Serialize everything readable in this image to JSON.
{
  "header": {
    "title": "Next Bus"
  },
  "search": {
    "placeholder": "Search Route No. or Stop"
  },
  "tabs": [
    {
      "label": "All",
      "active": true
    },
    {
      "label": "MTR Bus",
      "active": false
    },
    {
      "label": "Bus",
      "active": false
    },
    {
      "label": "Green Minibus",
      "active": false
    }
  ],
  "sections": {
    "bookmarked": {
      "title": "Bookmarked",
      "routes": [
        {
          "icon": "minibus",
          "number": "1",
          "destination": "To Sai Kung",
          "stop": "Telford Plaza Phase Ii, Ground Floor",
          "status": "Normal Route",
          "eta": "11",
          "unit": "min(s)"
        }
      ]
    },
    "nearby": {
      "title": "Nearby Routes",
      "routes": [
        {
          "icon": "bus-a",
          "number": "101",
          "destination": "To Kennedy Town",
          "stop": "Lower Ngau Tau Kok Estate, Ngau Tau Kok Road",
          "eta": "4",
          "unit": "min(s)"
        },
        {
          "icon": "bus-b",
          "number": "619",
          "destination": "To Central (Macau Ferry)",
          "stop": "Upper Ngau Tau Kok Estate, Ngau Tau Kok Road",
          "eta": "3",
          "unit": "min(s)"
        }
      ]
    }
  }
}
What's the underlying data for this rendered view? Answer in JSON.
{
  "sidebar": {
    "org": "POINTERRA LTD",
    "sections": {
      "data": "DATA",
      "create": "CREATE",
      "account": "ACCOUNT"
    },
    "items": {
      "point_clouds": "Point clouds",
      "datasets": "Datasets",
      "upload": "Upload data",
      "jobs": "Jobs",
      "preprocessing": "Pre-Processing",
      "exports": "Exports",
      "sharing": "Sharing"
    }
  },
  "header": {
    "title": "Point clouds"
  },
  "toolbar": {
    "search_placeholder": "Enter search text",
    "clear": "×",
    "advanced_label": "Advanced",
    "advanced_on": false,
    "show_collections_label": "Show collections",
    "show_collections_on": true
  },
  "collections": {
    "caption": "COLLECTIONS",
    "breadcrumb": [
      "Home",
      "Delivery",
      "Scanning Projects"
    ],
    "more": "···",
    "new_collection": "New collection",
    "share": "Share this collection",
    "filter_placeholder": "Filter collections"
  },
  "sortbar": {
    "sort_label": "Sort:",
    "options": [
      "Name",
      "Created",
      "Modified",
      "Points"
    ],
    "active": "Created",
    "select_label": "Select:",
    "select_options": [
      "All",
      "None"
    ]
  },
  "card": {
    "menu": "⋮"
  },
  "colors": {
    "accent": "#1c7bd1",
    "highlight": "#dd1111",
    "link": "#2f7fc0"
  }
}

┄┄┄┄┄┄┄┄┄┄

**WHAT YOU HAVE TO DO:** Write out each line of the data that holds the string "true".

**SOLUTION TO THIS PROBLEM:**
      "active": true
    "show_collections_on": true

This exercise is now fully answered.